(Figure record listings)
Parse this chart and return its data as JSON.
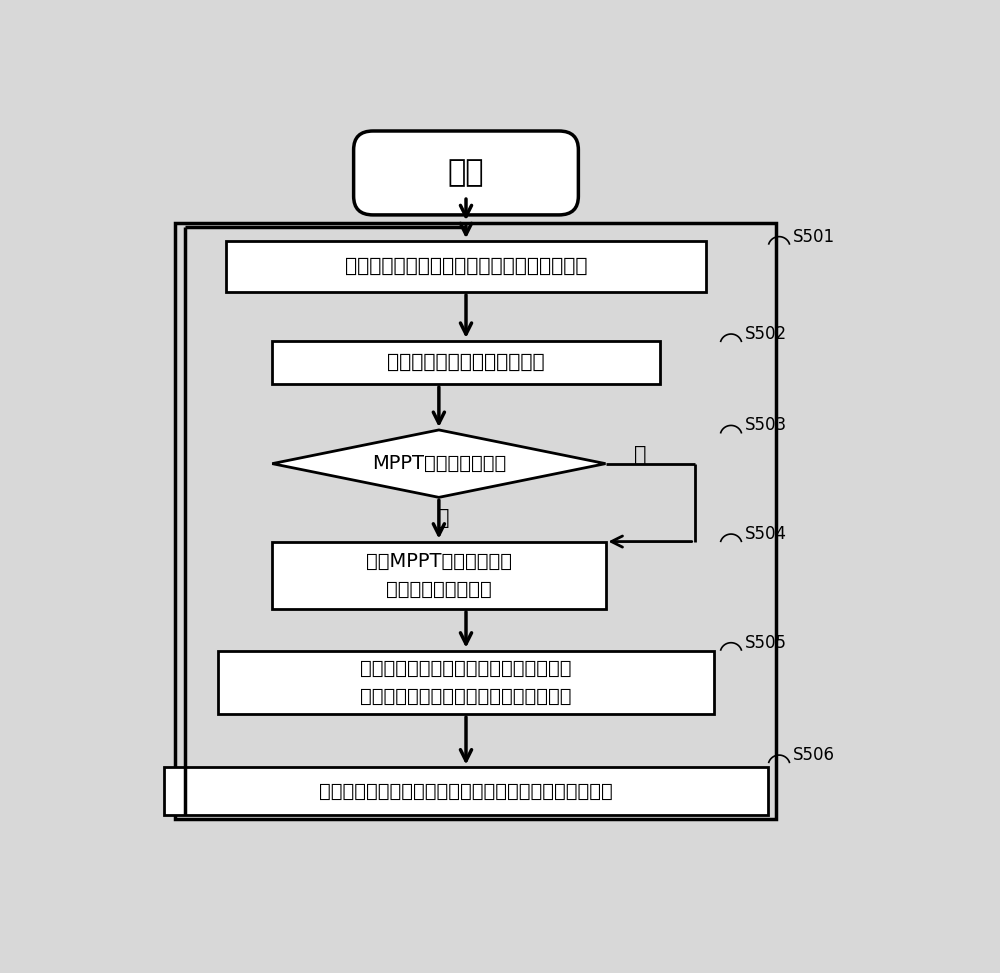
{
  "bg_color": "#d8d8d8",
  "box_color": "#ffffff",
  "line_color": "#000000",
  "font_color": "#000000",
  "start_text": "开始",
  "s501_text": "读取光伏组件电压、电网瞬时电压和原边电流",
  "s502_text": "单相锁相环计算当前电网相位",
  "s503_text": "MPPT跟踪周期超时？",
  "s504_text": "执行MPPT，计算副边整\n流正弦电流峰值参考",
  "s505_text": "重构器根据副边电流参考值和光伏组件电\n压以及电网瞬时电压计算原边电流参考值",
  "s506_text": "根据重构出的原边电流参考值，对原边电流进行闭环控制",
  "yes_text": "是",
  "no_text": "否",
  "label_s501": "S501",
  "label_s502": "S502",
  "label_s503": "S503",
  "label_s504": "S504",
  "label_s505": "S505",
  "label_s506": "S506"
}
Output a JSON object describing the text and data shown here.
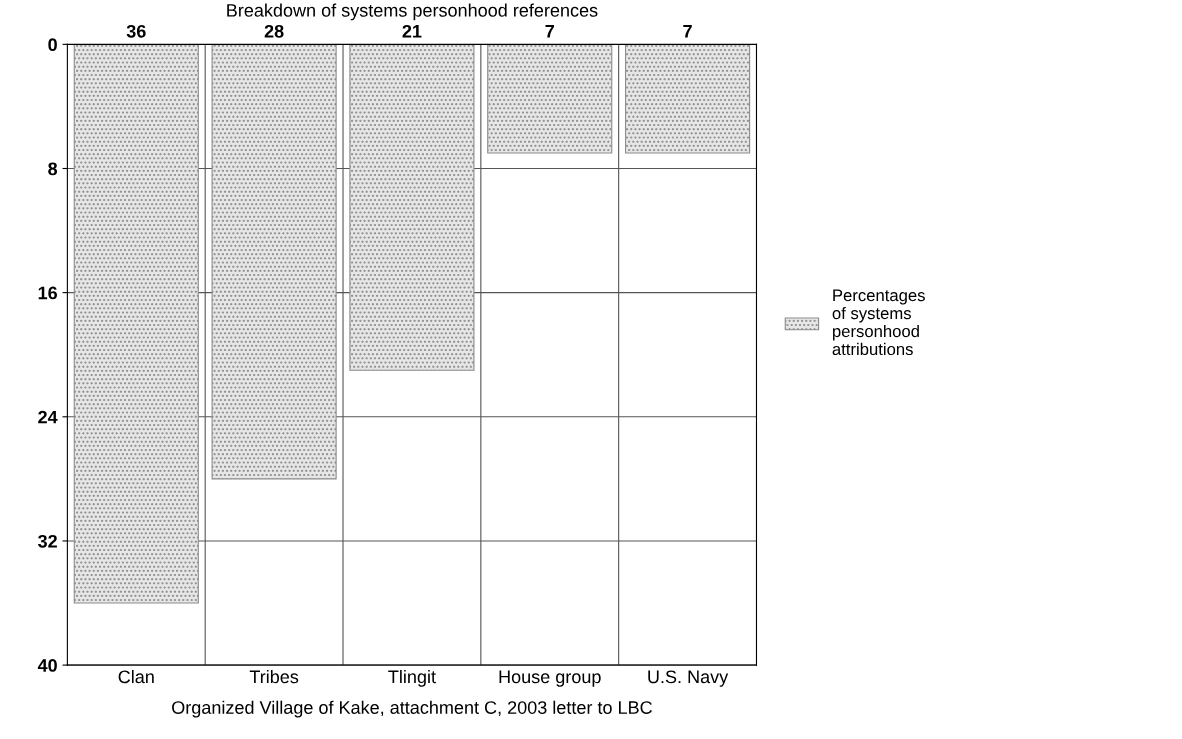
{
  "chart_data": {
    "type": "bar",
    "title": "Breakdown of systems personhood references",
    "categories": [
      "Clan",
      "Tribes",
      "Tlingit",
      "House group",
      "U.S. Navy"
    ],
    "series": [
      {
        "name": "Percentages of systems personhood attributions",
        "color": "#8c8c8c",
        "values": [
          36,
          28,
          21,
          7,
          7
        ]
      }
    ],
    "ylim": [
      40,
      0
    ],
    "yticks": [
      0,
      8,
      16,
      24,
      32,
      40
    ],
    "grid": true,
    "legend": "right",
    "data_labels": true,
    "xlabel": "Organized Village of Kake, attachment C, 2003 letter to LBC"
  }
}
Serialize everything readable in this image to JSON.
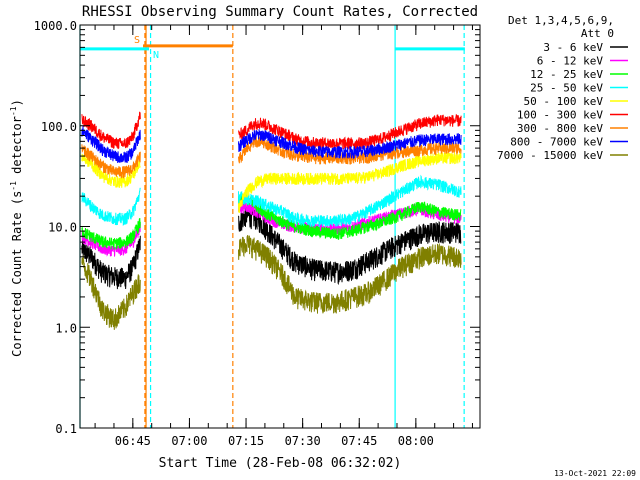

### INSTRUCTIONS TO FOLLOW
All of the data needs repeating exactly, but the pictures do not.

### WORKED ANSWER
Parse this chart and return its data as JSON.
{
  "bg_color": "#d8d8d8",
  "box_color": "#ffffff",
  "line_color": "#000000",
  "font_color": "#000000",
  "start_text": "开始",
  "s501_text": "读取光伏组件电压、电网瞬时电压和原边电流",
  "s502_text": "单相锁相环计算当前电网相位",
  "s503_text": "MPPT跟踪周期超时？",
  "s504_text": "执行MPPT，计算副边整\n流正弦电流峰值参考",
  "s505_text": "重构器根据副边电流参考值和光伏组件电\n压以及电网瞬时电压计算原边电流参考值",
  "s506_text": "根据重构出的原边电流参考值，对原边电流进行闭环控制",
  "yes_text": "是",
  "no_text": "否",
  "label_s501": "S501",
  "label_s502": "S502",
  "label_s503": "S503",
  "label_s504": "S504",
  "label_s505": "S505",
  "label_s506": "S506"
}
Output a JSON object describing the text and data shown here.
{
  "chart_data": {
    "type": "bar",
    "title": "Breakdown of systems personhood references",
    "categories": [
      "Clan",
      "Tribes",
      "Tlingit",
      "House group",
      "U.S. Navy"
    ],
    "series": [
      {
        "name": "Percentages of systems personhood attributions",
        "color": "#8c8c8c",
        "values": [
          36,
          28,
          21,
          7,
          7
        ]
      }
    ],
    "ylim": [
      40,
      0
    ],
    "yticks": [
      0,
      8,
      16,
      24,
      32,
      40
    ],
    "grid": true,
    "legend": "right",
    "data_labels": true,
    "xlabel": "Organized Village of Kake, attachment C, 2003 letter to LBC"
  }
}
Serialize everything readable in this image to JSON.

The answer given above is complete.